*What this task involves*: Quote all of the data below exactly, please.

*Input data*:
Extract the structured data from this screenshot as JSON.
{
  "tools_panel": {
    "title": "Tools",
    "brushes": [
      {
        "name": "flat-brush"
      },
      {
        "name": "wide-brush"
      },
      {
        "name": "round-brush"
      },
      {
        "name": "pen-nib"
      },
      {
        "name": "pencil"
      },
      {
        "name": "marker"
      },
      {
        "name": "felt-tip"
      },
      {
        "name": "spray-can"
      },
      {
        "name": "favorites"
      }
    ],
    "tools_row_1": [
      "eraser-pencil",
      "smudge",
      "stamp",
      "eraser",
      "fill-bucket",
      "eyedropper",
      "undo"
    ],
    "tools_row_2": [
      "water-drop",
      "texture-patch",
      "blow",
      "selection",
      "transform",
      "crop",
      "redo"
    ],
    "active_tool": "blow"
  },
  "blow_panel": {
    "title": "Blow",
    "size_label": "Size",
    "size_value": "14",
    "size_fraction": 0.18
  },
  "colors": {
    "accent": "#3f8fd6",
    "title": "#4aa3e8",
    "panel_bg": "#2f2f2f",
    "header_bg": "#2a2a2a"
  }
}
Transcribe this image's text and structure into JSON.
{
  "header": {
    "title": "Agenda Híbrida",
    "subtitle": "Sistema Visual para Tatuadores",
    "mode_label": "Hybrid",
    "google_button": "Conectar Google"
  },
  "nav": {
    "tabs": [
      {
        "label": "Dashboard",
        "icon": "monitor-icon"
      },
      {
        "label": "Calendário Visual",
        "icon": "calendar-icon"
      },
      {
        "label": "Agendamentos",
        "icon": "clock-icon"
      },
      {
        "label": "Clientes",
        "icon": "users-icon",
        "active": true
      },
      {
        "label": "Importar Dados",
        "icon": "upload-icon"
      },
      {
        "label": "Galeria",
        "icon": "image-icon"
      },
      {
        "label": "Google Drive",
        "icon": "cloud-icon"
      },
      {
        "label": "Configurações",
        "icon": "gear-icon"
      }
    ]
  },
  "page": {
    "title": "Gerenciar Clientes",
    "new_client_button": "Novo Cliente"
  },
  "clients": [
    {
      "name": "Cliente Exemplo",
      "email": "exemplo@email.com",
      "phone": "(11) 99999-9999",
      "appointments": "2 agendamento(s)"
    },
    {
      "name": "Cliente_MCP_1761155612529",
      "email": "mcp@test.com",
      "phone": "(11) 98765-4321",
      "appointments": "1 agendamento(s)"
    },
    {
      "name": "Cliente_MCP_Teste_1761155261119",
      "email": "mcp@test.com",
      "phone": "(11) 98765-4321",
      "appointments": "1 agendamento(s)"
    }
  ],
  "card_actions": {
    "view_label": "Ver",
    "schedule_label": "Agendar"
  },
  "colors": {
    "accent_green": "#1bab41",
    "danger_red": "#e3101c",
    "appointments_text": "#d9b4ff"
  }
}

*Response*:
Extract the structured data from this screenshot as JSON.
{
  "tools_panel": {
    "title": "Tools",
    "brushes": [
      {
        "name": "flat-brush"
      },
      {
        "name": "wide-brush"
      },
      {
        "name": "round-brush"
      },
      {
        "name": "pen-nib"
      },
      {
        "name": "pencil"
      },
      {
        "name": "marker"
      },
      {
        "name": "felt-tip"
      },
      {
        "name": "spray-can"
      },
      {
        "name": "favorites"
      }
    ],
    "tools_row_1": [
      "eraser-pencil",
      "smudge",
      "stamp",
      "eraser",
      "fill-bucket",
      "eyedropper",
      "undo"
    ],
    "tools_row_2": [
      "water-drop",
      "texture-patch",
      "blow",
      "selection",
      "transform",
      "crop",
      "redo"
    ],
    "active_tool": "blow"
  },
  "blow_panel": {
    "title": "Blow",
    "size_label": "Size",
    "size_value": "14",
    "size_fraction": 0.18
  },
  "colors": {
    "accent": "#3f8fd6",
    "title": "#4aa3e8",
    "panel_bg": "#2f2f2f",
    "header_bg": "#2a2a2a"
  }
}
Transcribe this image's text and structure into JSON.
{
  "header": {
    "title": "Agenda Híbrida",
    "subtitle": "Sistema Visual para Tatuadores",
    "mode_label": "Hybrid",
    "google_button": "Conectar Google"
  },
  "nav": {
    "tabs": [
      {
        "label": "Dashboard",
        "icon": "monitor-icon"
      },
      {
        "label": "Calendário Visual",
        "icon": "calendar-icon"
      },
      {
        "label": "Agendamentos",
        "icon": "clock-icon"
      },
      {
        "label": "Clientes",
        "icon": "users-icon",
        "active": true
      },
      {
        "label": "Importar Dados",
        "icon": "upload-icon"
      },
      {
        "label": "Galeria",
        "icon": "image-icon"
      },
      {
        "label": "Google Drive",
        "icon": "cloud-icon"
      },
      {
        "label": "Configurações",
        "icon": "gear-icon"
      }
    ]
  },
  "page": {
    "title": "Gerenciar Clientes",
    "new_client_button": "Novo Cliente"
  },
  "clients": [
    {
      "name": "Cliente Exemplo",
      "email": "exemplo@email.com",
      "phone": "(11) 99999-9999",
      "appointments": "2 agendamento(s)"
    },
    {
      "name": "Cliente_MCP_1761155612529",
      "email": "mcp@test.com",
      "phone": "(11) 98765-4321",
      "appointments": "1 agendamento(s)"
    },
    {
      "name": "Cliente_MCP_Teste_1761155261119",
      "email": "mcp@test.com",
      "phone": "(11) 98765-4321",
      "appointments": "1 agendamento(s)"
    }
  ],
  "card_actions": {
    "view_label": "Ver",
    "schedule_label": "Agendar"
  },
  "colors": {
    "accent_green": "#1bab41",
    "danger_red": "#e3101c",
    "appointments_text": "#d9b4ff"
  }
}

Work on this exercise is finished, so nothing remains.